→ **Given task**:
The data must be returned in full and exactly as given.

→ **Data extract**:

---

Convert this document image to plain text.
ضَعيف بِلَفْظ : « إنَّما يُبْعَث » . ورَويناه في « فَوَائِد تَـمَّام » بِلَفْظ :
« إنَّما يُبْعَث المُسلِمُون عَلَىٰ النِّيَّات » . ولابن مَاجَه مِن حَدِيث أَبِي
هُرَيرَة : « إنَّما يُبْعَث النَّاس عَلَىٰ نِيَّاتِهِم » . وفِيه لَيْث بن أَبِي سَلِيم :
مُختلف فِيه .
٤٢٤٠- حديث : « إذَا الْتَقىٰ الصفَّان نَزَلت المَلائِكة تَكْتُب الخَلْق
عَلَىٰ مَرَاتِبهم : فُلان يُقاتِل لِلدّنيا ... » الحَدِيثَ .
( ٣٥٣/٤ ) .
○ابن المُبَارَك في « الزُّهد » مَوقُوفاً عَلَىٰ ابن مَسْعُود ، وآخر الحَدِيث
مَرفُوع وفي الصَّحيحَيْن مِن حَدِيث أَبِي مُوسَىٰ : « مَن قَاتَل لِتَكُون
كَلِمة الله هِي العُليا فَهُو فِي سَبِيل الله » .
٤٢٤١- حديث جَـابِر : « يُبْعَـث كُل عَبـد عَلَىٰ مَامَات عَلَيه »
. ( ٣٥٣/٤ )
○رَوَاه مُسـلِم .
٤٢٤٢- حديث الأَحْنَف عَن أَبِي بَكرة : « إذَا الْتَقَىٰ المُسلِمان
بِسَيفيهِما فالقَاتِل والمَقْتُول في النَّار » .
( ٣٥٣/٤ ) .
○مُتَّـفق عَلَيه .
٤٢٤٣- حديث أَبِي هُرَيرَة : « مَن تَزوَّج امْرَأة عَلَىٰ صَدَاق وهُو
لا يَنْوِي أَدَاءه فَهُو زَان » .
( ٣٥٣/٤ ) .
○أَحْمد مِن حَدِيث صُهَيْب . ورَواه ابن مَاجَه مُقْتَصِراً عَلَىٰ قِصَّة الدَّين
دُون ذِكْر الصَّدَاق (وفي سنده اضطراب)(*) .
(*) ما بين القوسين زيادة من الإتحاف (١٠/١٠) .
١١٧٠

---

→ **Response below**:
Convert this document image to plain text.
ضَعيف بِلَفْظ : « إنَّما يُبْعَث » . ورَويناه في « فَوَائِد تَـمَّام » بِلَفْظ :
« إنَّما يُبْعَث المُسلِمُون عَلَىٰ النِّيَّات » . ولابن مَاجَه مِن حَدِيث أَبِي
هُرَيرَة : « إنَّما يُبْعَث النَّاس عَلَىٰ نِيَّاتِهِم » . وفِيه لَيْث بن أَبِي سَلِيم :
مُختلف فِيه .
٤٢٤٠- حديث : « إذَا الْتَقىٰ الصفَّان نَزَلت المَلائِكة تَكْتُب الخَلْق
عَلَىٰ مَرَاتِبهم : فُلان يُقاتِل لِلدّنيا ... » الحَدِيثَ .
( ٣٥٣/٤ ) .
○ابن المُبَارَك في « الزُّهد » مَوقُوفاً عَلَىٰ ابن مَسْعُود ، وآخر الحَدِيث
مَرفُوع وفي الصَّحيحَيْن مِن حَدِيث أَبِي مُوسَىٰ : « مَن قَاتَل لِتَكُون
كَلِمة الله هِي العُليا فَهُو فِي سَبِيل الله » .
٤٢٤١- حديث جَـابِر : « يُبْعَـث كُل عَبـد عَلَىٰ مَامَات عَلَيه »
. ( ٣٥٣/٤ )
○رَوَاه مُسـلِم .
٤٢٤٢- حديث الأَحْنَف عَن أَبِي بَكرة : « إذَا الْتَقَىٰ المُسلِمان
بِسَيفيهِما فالقَاتِل والمَقْتُول في النَّار » .
( ٣٥٣/٤ ) .
○مُتَّـفق عَلَيه .
٤٢٤٣- حديث أَبِي هُرَيرَة : « مَن تَزوَّج امْرَأة عَلَىٰ صَدَاق وهُو
لا يَنْوِي أَدَاءه فَهُو زَان » .
( ٣٥٣/٤ ) .
○أَحْمد مِن حَدِيث صُهَيْب . ورَواه ابن مَاجَه مُقْتَصِراً عَلَىٰ قِصَّة الدَّين
دُون ذِكْر الصَّدَاق (وفي سنده اضطراب)(*) .
(*) ما بين القوسين زيادة من الإتحاف (١٠/١٠) .
١١٧٠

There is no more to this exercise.